▶ _Exercise aim_
Give back the full listing, character for character, with no pictures.

▶ _Data excerpts_
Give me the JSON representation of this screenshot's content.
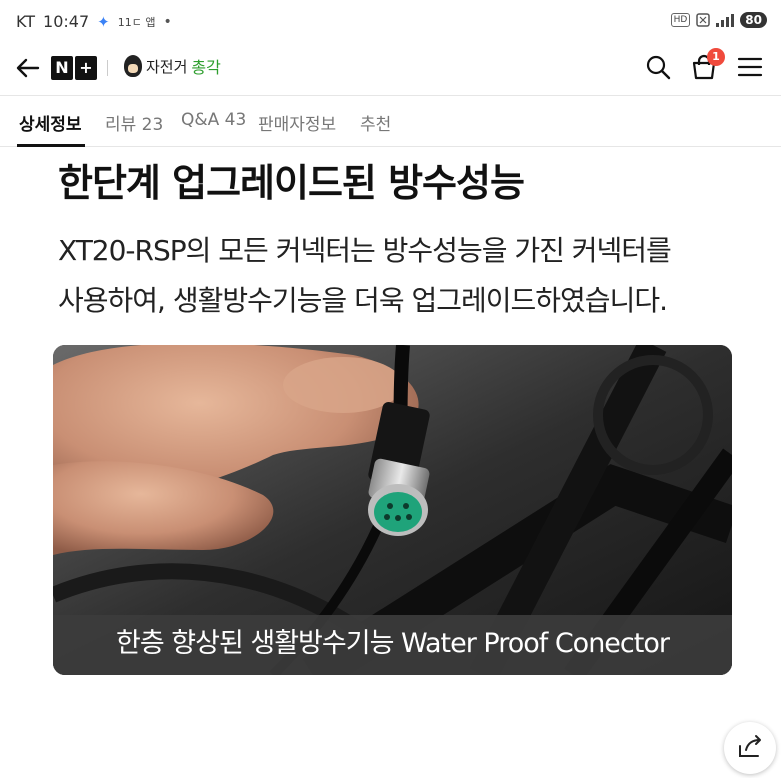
{
  "status_bar": {
    "carrier": "KT",
    "time": "10:47",
    "mini_label": "11ㄷ 앱",
    "dot": "•",
    "hd_label": "HD",
    "battery": "80"
  },
  "header": {
    "logo_letters": [
      "N",
      "+"
    ],
    "brand_text": "자전거",
    "brand_accent": "총각",
    "cart_count": "1"
  },
  "tabs": [
    {
      "label": "상세정보",
      "active": true
    },
    {
      "label": "리뷰 23",
      "active": false
    },
    {
      "label": "Q&A 43",
      "active": false
    },
    {
      "label": "판매자정보",
      "active": false
    },
    {
      "label": "추천",
      "active": false
    }
  ],
  "content": {
    "title": "한단계 업그레이드된 방수성능",
    "desc_line1": "XT20-RSP의 모든 커넥터는 방수성능을 가진 커넥터를",
    "desc_line2": "사용하여, 생활방수기능을 더욱 업그레이드하였습니다.",
    "caption": "한층 향상된 생활방수기능 Water Proof Conector"
  },
  "colors": {
    "accent_green": "#2e9e2e",
    "badge_red": "#f04a3c",
    "connector_green": "#1fa37a"
  },
  "icons": {
    "back": "arrow-left-icon",
    "search": "search-icon",
    "cart": "shopping-bag-icon",
    "menu": "hamburger-menu-icon",
    "share": "share-icon"
  }
}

▶ _Reply to the task_
Give me the JSON representation of this screenshot's content.
{
  "status_bar": {
    "carrier": "KT",
    "time": "10:47",
    "mini_label": "11ㄷ 앱",
    "dot": "•",
    "hd_label": "HD",
    "battery": "80"
  },
  "header": {
    "logo_letters": [
      "N",
      "+"
    ],
    "brand_text": "자전거",
    "brand_accent": "총각",
    "cart_count": "1"
  },
  "tabs": [
    {
      "label": "상세정보",
      "active": true
    },
    {
      "label": "리뷰 23",
      "active": false
    },
    {
      "label": "Q&A 43",
      "active": false
    },
    {
      "label": "판매자정보",
      "active": false
    },
    {
      "label": "추천",
      "active": false
    }
  ],
  "content": {
    "title": "한단계 업그레이드된 방수성능",
    "desc_line1": "XT20-RSP의 모든 커넥터는 방수성능을 가진 커넥터를",
    "desc_line2": "사용하여, 생활방수기능을 더욱 업그레이드하였습니다.",
    "caption": "한층 향상된 생활방수기능 Water Proof Conector"
  },
  "colors": {
    "accent_green": "#2e9e2e",
    "badge_red": "#f04a3c",
    "connector_green": "#1fa37a"
  },
  "icons": {
    "back": "arrow-left-icon",
    "search": "search-icon",
    "cart": "shopping-bag-icon",
    "menu": "hamburger-menu-icon",
    "share": "share-icon"
  }
}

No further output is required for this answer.